----- PROVIDED INFORMATION
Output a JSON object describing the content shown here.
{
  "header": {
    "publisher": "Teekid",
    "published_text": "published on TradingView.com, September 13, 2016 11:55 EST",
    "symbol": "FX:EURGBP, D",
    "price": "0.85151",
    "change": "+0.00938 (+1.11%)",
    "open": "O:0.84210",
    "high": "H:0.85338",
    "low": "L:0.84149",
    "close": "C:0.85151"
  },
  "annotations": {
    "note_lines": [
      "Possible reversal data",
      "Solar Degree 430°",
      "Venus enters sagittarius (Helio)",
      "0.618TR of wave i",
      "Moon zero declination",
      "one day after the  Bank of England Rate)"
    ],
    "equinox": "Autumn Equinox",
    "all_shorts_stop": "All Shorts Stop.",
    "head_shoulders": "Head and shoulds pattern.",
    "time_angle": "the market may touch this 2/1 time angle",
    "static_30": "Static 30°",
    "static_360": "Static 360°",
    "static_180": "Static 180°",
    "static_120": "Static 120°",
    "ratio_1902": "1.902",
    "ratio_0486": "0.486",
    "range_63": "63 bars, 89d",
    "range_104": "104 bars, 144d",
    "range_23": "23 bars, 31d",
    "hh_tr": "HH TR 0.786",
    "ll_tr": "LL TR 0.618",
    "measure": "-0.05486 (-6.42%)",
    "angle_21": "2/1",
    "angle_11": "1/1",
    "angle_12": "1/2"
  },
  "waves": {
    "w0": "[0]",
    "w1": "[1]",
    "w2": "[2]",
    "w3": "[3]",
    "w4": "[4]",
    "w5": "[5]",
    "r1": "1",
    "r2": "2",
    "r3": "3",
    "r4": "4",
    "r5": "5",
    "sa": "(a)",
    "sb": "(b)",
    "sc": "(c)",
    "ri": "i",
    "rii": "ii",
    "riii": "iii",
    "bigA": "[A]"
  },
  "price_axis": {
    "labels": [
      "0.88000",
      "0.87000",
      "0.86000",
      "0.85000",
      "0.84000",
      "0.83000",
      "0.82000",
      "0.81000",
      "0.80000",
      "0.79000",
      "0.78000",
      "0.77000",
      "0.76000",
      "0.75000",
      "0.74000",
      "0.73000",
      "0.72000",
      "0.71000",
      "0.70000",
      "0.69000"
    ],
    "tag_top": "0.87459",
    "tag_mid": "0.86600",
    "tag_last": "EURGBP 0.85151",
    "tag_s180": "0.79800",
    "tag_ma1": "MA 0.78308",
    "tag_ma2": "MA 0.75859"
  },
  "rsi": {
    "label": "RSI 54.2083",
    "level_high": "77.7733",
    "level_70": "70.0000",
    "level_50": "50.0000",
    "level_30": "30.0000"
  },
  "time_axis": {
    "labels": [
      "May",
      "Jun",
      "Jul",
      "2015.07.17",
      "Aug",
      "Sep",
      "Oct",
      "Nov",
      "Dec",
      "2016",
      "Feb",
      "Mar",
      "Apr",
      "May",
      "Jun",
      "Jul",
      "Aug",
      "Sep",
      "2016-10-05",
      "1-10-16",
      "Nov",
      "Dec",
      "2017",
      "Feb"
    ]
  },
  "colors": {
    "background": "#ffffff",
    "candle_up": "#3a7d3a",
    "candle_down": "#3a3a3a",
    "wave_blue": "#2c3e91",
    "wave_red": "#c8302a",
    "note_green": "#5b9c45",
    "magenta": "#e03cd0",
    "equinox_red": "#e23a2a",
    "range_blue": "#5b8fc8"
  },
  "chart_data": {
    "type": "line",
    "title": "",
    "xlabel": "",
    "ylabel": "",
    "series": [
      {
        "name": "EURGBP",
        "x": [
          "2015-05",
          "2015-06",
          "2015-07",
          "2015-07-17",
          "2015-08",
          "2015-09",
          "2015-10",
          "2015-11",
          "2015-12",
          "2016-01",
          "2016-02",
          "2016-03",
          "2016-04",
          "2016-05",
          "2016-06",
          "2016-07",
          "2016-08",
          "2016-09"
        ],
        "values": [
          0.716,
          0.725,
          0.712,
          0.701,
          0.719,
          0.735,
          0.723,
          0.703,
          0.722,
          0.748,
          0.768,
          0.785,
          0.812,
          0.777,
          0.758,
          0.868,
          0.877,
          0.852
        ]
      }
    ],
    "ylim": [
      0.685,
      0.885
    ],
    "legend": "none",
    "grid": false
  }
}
----------
▶ [WHAT IS REQUIRED]
Write the entire listing out again, word for word.

▶ [FINAL RESULT]
Output a JSON object describing the content shown here.
{
  "header": {
    "publisher": "Teekid",
    "published_text": "published on TradingView.com, September 13, 2016 11:55 EST",
    "symbol": "FX:EURGBP, D",
    "price": "0.85151",
    "change": "+0.00938 (+1.11%)",
    "open": "O:0.84210",
    "high": "H:0.85338",
    "low": "L:0.84149",
    "close": "C:0.85151"
  },
  "annotations": {
    "note_lines": [
      "Possible reversal data",
      "Solar Degree 430°",
      "Venus enters sagittarius (Helio)",
      "0.618TR of wave i",
      "Moon zero declination",
      "one day after the  Bank of England Rate)"
    ],
    "equinox": "Autumn Equinox",
    "all_shorts_stop": "All Shorts Stop.",
    "head_shoulders": "Head and shoulds pattern.",
    "time_angle": "the market may touch this 2/1 time angle",
    "static_30": "Static 30°",
    "static_360": "Static 360°",
    "static_180": "Static 180°",
    "static_120": "Static 120°",
    "ratio_1902": "1.902",
    "ratio_0486": "0.486",
    "range_63": "63 bars, 89d",
    "range_104": "104 bars, 144d",
    "range_23": "23 bars, 31d",
    "hh_tr": "HH TR 0.786",
    "ll_tr": "LL TR 0.618",
    "measure": "-0.05486 (-6.42%)",
    "angle_21": "2/1",
    "angle_11": "1/1",
    "angle_12": "1/2"
  },
  "waves": {
    "w0": "[0]",
    "w1": "[1]",
    "w2": "[2]",
    "w3": "[3]",
    "w4": "[4]",
    "w5": "[5]",
    "r1": "1",
    "r2": "2",
    "r3": "3",
    "r4": "4",
    "r5": "5",
    "sa": "(a)",
    "sb": "(b)",
    "sc": "(c)",
    "ri": "i",
    "rii": "ii",
    "riii": "iii",
    "bigA": "[A]"
  },
  "price_axis": {
    "labels": [
      "0.88000",
      "0.87000",
      "0.86000",
      "0.85000",
      "0.84000",
      "0.83000",
      "0.82000",
      "0.81000",
      "0.80000",
      "0.79000",
      "0.78000",
      "0.77000",
      "0.76000",
      "0.75000",
      "0.74000",
      "0.73000",
      "0.72000",
      "0.71000",
      "0.70000",
      "0.69000"
    ],
    "tag_top": "0.87459",
    "tag_mid": "0.86600",
    "tag_last": "EURGBP 0.85151",
    "tag_s180": "0.79800",
    "tag_ma1": "MA 0.78308",
    "tag_ma2": "MA 0.75859"
  },
  "rsi": {
    "label": "RSI 54.2083",
    "level_high": "77.7733",
    "level_70": "70.0000",
    "level_50": "50.0000",
    "level_30": "30.0000"
  },
  "time_axis": {
    "labels": [
      "May",
      "Jun",
      "Jul",
      "2015.07.17",
      "Aug",
      "Sep",
      "Oct",
      "Nov",
      "Dec",
      "2016",
      "Feb",
      "Mar",
      "Apr",
      "May",
      "Jun",
      "Jul",
      "Aug",
      "Sep",
      "2016-10-05",
      "1-10-16",
      "Nov",
      "Dec",
      "2017",
      "Feb"
    ]
  },
  "colors": {
    "background": "#ffffff",
    "candle_up": "#3a7d3a",
    "candle_down": "#3a3a3a",
    "wave_blue": "#2c3e91",
    "wave_red": "#c8302a",
    "note_green": "#5b9c45",
    "magenta": "#e03cd0",
    "equinox_red": "#e23a2a",
    "range_blue": "#5b8fc8"
  },
  "chart_data": {
    "type": "line",
    "title": "",
    "xlabel": "",
    "ylabel": "",
    "series": [
      {
        "name": "EURGBP",
        "x": [
          "2015-05",
          "2015-06",
          "2015-07",
          "2015-07-17",
          "2015-08",
          "2015-09",
          "2015-10",
          "2015-11",
          "2015-12",
          "2016-01",
          "2016-02",
          "2016-03",
          "2016-04",
          "2016-05",
          "2016-06",
          "2016-07",
          "2016-08",
          "2016-09"
        ],
        "values": [
          0.716,
          0.725,
          0.712,
          0.701,
          0.719,
          0.735,
          0.723,
          0.703,
          0.722,
          0.748,
          0.768,
          0.785,
          0.812,
          0.777,
          0.758,
          0.868,
          0.877,
          0.852
        ]
      }
    ],
    "ylim": [
      0.685,
      0.885
    ],
    "legend": "none",
    "grid": false
  }
}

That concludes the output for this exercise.